__Exercise objective__.
Each entry must be written out again exactly as it stands.

__Records for this exercise__.
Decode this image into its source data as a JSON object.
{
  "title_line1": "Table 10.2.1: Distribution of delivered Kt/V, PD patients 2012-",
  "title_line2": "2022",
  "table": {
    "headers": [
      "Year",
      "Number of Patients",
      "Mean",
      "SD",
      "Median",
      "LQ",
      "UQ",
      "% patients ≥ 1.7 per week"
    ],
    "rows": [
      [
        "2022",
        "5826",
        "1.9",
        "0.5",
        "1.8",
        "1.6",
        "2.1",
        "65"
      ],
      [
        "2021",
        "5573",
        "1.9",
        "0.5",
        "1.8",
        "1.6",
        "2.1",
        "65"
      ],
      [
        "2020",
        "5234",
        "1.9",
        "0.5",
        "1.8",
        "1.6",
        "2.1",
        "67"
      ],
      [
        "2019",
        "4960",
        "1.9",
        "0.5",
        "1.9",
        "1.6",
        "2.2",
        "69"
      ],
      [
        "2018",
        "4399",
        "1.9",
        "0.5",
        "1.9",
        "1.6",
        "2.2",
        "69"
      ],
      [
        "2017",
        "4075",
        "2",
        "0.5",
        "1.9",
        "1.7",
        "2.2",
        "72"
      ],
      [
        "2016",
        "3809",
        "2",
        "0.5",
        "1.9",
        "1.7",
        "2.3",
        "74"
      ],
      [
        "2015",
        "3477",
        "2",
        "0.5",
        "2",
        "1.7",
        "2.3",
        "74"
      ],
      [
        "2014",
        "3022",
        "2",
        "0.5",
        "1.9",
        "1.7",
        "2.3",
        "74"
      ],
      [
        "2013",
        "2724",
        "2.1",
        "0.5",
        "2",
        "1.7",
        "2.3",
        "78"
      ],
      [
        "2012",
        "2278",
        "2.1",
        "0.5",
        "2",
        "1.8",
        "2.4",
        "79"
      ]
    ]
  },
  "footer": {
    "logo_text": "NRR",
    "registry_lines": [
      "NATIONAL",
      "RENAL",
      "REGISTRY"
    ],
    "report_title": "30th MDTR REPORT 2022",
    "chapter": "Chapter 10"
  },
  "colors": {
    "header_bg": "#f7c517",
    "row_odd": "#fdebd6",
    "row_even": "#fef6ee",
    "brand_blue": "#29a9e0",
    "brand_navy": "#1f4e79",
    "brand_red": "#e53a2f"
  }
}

__Output for this task__.
Decode this image into its source data as a JSON object.
{
  "title_line1": "Table 10.2.1: Distribution of delivered Kt/V, PD patients 2012-",
  "title_line2": "2022",
  "table": {
    "headers": [
      "Year",
      "Number of Patients",
      "Mean",
      "SD",
      "Median",
      "LQ",
      "UQ",
      "% patients ≥ 1.7 per week"
    ],
    "rows": [
      [
        "2022",
        "5826",
        "1.9",
        "0.5",
        "1.8",
        "1.6",
        "2.1",
        "65"
      ],
      [
        "2021",
        "5573",
        "1.9",
        "0.5",
        "1.8",
        "1.6",
        "2.1",
        "65"
      ],
      [
        "2020",
        "5234",
        "1.9",
        "0.5",
        "1.8",
        "1.6",
        "2.1",
        "67"
      ],
      [
        "2019",
        "4960",
        "1.9",
        "0.5",
        "1.9",
        "1.6",
        "2.2",
        "69"
      ],
      [
        "2018",
        "4399",
        "1.9",
        "0.5",
        "1.9",
        "1.6",
        "2.2",
        "69"
      ],
      [
        "2017",
        "4075",
        "2",
        "0.5",
        "1.9",
        "1.7",
        "2.2",
        "72"
      ],
      [
        "2016",
        "3809",
        "2",
        "0.5",
        "1.9",
        "1.7",
        "2.3",
        "74"
      ],
      [
        "2015",
        "3477",
        "2",
        "0.5",
        "2",
        "1.7",
        "2.3",
        "74"
      ],
      [
        "2014",
        "3022",
        "2",
        "0.5",
        "1.9",
        "1.7",
        "2.3",
        "74"
      ],
      [
        "2013",
        "2724",
        "2.1",
        "0.5",
        "2",
        "1.7",
        "2.3",
        "78"
      ],
      [
        "2012",
        "2278",
        "2.1",
        "0.5",
        "2",
        "1.8",
        "2.4",
        "79"
      ]
    ]
  },
  "footer": {
    "logo_text": "NRR",
    "registry_lines": [
      "NATIONAL",
      "RENAL",
      "REGISTRY"
    ],
    "report_title": "30th MDTR REPORT 2022",
    "chapter": "Chapter 10"
  },
  "colors": {
    "header_bg": "#f7c517",
    "row_odd": "#fdebd6",
    "row_even": "#fef6ee",
    "brand_blue": "#29a9e0",
    "brand_navy": "#1f4e79",
    "brand_red": "#e53a2f"
  }
}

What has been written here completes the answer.